## Recorded data
BEGIN

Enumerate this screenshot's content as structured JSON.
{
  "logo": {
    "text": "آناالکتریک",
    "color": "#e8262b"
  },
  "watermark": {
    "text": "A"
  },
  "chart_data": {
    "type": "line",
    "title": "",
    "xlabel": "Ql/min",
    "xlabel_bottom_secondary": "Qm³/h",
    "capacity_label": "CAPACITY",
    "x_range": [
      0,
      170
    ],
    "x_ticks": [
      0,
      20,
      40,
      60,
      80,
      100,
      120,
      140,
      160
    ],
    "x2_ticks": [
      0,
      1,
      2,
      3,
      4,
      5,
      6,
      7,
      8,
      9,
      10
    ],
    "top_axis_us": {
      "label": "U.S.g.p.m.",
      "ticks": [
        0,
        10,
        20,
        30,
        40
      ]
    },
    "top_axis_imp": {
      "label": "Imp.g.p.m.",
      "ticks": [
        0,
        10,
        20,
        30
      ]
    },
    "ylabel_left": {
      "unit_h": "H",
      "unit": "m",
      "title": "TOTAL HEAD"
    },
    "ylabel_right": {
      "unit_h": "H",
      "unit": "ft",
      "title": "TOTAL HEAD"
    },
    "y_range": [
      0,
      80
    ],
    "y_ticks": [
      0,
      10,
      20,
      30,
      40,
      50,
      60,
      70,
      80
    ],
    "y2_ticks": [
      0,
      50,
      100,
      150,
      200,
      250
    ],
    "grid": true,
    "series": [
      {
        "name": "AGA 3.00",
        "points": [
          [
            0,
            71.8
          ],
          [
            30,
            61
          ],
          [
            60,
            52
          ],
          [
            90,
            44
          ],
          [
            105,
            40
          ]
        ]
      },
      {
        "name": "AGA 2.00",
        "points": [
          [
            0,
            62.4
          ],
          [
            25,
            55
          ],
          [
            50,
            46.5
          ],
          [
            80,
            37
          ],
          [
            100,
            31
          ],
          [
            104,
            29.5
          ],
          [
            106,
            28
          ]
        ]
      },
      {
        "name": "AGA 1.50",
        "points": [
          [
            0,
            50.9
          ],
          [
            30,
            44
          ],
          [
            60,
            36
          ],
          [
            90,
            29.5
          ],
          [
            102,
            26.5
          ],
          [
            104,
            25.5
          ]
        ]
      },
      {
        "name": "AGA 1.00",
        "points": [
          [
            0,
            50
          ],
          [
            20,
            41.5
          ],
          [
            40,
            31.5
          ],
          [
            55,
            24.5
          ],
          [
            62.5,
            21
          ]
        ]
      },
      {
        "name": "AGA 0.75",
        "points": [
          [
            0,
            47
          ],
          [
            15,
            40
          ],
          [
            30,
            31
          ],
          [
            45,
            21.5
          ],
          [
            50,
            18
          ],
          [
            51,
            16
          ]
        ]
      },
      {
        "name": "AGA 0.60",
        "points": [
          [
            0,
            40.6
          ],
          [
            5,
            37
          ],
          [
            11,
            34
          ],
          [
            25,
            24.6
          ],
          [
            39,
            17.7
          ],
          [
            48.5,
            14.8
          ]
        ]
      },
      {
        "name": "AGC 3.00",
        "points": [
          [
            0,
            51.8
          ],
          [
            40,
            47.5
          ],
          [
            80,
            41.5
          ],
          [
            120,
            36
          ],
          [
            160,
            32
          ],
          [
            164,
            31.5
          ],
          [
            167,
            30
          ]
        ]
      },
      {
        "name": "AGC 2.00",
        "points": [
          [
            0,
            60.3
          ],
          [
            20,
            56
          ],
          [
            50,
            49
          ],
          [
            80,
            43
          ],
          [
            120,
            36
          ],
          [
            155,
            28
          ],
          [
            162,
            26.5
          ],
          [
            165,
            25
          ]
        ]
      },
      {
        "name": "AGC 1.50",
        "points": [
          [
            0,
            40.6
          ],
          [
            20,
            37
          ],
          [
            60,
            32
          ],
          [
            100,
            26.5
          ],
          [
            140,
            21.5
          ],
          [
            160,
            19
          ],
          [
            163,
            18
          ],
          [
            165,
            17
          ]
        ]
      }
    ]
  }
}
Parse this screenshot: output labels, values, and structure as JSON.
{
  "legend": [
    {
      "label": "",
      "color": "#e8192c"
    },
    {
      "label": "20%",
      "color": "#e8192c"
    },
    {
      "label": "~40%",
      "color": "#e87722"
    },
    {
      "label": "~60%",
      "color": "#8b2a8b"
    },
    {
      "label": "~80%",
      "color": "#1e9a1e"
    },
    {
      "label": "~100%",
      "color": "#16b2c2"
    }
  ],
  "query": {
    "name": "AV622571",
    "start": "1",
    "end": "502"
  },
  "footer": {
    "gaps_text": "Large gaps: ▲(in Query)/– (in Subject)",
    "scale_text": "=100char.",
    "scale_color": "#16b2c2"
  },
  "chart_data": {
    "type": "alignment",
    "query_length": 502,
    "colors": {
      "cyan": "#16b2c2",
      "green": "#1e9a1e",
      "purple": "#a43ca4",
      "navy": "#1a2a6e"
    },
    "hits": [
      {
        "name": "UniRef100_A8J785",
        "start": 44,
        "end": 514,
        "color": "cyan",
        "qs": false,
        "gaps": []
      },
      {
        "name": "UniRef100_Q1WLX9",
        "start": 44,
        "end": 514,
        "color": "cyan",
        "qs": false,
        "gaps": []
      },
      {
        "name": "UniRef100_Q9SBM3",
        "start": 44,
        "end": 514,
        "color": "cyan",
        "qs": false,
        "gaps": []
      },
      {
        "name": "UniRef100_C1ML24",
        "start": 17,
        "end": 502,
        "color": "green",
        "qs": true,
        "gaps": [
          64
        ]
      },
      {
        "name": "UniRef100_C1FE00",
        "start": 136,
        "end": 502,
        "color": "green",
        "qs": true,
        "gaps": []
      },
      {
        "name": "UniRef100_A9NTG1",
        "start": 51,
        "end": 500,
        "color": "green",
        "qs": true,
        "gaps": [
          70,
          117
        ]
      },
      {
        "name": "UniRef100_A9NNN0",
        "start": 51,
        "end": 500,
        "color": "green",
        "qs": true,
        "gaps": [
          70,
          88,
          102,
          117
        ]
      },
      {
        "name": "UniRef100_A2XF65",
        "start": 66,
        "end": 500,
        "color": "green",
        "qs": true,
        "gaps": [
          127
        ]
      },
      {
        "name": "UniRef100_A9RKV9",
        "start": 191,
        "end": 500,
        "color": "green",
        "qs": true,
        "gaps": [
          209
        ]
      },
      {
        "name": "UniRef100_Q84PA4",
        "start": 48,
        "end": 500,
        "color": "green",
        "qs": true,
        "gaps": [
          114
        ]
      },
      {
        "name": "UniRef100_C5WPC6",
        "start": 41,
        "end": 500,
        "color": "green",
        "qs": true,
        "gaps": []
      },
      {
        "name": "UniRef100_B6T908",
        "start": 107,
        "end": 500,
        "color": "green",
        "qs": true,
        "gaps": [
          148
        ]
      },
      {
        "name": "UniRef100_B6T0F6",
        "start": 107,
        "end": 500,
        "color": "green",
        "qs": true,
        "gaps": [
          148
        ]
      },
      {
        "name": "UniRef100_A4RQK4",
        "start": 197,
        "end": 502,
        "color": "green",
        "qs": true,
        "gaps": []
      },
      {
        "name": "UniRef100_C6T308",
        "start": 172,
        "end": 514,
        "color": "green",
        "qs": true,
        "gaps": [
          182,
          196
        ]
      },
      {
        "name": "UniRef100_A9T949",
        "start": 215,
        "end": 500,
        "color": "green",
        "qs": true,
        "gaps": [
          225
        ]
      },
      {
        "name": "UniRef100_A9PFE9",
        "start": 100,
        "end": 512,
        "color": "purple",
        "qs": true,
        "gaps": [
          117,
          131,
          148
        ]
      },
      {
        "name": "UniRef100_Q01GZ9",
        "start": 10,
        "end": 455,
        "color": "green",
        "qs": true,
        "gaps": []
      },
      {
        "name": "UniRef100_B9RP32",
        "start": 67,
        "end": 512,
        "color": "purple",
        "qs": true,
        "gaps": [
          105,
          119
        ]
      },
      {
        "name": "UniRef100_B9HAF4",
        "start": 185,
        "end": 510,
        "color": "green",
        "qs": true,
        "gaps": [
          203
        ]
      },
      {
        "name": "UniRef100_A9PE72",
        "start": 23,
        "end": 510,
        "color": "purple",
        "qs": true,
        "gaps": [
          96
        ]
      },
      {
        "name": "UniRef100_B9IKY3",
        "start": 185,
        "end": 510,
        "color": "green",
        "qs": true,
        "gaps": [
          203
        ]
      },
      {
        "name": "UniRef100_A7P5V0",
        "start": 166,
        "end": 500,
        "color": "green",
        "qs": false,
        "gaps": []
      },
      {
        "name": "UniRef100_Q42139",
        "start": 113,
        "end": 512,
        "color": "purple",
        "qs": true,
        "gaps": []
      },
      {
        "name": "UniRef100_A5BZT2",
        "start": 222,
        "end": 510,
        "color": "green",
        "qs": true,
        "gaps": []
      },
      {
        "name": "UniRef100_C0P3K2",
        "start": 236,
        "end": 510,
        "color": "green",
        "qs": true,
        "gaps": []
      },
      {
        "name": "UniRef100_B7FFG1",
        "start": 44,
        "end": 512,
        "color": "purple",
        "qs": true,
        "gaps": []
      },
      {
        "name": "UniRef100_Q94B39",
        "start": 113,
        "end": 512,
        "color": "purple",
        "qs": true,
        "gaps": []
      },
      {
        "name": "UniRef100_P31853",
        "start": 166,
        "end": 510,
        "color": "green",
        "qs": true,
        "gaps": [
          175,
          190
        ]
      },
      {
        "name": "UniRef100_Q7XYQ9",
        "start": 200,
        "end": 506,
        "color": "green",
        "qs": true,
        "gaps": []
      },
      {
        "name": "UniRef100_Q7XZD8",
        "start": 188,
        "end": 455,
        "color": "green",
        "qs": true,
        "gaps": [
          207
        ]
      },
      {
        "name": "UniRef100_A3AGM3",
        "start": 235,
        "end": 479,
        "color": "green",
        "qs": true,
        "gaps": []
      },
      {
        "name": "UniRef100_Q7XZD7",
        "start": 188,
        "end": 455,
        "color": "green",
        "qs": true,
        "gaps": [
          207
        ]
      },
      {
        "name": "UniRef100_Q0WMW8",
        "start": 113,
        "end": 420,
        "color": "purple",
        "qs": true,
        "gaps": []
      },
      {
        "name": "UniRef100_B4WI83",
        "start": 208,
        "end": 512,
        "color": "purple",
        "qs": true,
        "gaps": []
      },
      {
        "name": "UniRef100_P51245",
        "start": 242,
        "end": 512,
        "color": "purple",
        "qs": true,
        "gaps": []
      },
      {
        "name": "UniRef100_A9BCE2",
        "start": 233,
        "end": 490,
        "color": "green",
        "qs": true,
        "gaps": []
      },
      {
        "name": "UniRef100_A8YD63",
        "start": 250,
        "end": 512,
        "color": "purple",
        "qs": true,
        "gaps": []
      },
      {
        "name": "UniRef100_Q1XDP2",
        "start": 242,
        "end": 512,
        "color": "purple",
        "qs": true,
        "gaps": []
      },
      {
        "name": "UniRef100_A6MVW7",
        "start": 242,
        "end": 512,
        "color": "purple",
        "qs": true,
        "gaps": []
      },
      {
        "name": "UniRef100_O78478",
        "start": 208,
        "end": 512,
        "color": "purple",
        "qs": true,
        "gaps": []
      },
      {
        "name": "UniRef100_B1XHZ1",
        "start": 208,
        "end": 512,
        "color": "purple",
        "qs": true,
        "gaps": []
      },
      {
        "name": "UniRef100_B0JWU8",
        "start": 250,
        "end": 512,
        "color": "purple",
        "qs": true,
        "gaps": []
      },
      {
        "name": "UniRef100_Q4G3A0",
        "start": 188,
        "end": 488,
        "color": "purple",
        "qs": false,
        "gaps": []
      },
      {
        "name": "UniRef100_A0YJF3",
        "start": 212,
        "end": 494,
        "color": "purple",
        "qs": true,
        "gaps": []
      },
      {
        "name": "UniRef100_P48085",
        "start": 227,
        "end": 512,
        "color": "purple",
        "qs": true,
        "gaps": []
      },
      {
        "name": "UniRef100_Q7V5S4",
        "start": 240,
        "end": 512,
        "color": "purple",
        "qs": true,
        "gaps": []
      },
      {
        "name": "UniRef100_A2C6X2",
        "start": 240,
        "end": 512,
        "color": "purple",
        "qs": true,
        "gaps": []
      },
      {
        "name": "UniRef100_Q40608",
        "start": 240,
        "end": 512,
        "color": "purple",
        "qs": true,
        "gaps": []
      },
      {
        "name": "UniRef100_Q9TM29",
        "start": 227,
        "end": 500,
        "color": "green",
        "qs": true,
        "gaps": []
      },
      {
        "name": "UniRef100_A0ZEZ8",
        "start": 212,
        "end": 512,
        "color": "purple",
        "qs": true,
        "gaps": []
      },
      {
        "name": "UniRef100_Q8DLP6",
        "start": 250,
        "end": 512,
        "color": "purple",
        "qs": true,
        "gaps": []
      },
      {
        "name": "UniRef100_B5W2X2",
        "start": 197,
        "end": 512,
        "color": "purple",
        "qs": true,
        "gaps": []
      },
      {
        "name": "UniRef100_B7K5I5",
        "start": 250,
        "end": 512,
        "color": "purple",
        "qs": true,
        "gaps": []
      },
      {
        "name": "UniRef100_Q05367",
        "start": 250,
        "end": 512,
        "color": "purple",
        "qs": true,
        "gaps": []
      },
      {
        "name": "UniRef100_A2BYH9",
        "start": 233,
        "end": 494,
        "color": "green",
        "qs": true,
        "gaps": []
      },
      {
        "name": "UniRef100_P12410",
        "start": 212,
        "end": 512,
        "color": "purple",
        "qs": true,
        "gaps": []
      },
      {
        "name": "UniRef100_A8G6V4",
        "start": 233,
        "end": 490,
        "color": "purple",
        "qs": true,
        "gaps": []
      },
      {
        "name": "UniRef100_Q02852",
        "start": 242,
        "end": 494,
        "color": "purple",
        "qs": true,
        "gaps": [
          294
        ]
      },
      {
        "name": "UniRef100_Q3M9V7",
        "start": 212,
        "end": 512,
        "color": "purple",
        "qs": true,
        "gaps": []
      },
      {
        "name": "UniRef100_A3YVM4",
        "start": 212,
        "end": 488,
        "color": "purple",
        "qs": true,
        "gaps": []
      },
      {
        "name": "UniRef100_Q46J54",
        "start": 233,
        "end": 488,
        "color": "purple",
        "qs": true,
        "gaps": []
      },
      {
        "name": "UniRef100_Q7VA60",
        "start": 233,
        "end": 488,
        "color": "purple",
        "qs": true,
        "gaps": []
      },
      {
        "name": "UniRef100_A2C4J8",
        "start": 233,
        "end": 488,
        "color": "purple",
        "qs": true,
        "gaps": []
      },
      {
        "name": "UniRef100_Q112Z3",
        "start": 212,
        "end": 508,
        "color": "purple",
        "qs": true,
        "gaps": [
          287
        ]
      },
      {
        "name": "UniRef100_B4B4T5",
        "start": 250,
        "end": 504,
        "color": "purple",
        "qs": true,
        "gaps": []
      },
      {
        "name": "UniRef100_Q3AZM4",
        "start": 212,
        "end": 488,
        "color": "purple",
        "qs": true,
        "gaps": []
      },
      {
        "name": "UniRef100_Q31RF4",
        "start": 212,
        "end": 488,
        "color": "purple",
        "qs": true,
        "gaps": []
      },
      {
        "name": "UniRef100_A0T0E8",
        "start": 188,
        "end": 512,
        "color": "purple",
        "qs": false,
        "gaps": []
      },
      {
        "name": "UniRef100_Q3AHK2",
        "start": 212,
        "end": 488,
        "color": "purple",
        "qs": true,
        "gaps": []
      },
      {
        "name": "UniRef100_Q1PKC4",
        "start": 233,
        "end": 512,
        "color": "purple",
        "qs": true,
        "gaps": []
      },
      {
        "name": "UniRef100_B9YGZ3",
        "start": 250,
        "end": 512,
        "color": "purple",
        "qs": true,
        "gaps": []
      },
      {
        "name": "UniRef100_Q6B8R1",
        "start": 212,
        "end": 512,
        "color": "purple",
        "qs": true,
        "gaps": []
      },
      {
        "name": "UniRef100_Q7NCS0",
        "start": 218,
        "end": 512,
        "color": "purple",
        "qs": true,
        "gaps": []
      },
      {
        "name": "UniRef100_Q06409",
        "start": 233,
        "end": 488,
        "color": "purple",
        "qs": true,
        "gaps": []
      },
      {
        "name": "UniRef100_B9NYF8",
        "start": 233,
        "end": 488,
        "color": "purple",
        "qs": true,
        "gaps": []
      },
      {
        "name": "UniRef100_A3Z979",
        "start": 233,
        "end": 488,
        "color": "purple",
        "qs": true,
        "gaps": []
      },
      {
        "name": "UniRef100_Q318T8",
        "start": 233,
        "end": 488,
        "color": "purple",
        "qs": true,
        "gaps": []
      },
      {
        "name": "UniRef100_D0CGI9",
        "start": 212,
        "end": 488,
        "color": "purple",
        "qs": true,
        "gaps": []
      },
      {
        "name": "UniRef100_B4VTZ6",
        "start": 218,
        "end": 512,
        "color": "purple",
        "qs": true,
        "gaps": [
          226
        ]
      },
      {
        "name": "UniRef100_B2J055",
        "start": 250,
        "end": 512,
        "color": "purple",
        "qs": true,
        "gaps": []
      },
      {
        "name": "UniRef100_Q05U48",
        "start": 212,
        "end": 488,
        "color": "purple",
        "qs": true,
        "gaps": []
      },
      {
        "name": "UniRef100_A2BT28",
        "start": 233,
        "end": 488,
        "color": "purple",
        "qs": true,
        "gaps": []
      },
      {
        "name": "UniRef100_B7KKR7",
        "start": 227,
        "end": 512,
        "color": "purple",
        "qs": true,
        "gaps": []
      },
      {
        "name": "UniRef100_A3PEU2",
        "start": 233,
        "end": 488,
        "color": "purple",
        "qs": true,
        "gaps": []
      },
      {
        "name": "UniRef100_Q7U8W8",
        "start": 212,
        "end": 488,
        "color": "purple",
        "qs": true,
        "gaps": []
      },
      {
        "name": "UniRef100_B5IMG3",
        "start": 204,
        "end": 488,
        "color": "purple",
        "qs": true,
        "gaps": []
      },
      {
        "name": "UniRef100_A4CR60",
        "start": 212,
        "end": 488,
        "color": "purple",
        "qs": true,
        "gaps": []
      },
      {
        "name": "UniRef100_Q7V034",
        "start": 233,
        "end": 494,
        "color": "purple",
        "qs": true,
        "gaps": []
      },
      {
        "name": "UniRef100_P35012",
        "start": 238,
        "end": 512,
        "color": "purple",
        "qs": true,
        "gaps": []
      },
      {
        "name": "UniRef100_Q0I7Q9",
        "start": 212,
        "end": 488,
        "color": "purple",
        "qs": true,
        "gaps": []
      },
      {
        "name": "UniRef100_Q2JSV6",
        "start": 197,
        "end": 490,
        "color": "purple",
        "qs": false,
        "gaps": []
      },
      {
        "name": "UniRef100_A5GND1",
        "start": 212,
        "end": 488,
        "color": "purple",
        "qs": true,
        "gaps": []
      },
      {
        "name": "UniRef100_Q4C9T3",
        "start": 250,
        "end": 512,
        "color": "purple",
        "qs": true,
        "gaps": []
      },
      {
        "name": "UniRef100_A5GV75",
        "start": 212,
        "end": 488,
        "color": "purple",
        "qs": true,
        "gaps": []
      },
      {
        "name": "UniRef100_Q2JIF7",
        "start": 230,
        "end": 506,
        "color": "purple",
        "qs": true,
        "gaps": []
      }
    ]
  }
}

END

## Problem
Wherever the word "screenshot" occurs in a line of the listing, copy that line.

## Response
Enumerate this screenshot's content as structured JSON.
Parse this screenshot: output labels, values, and structure as JSON.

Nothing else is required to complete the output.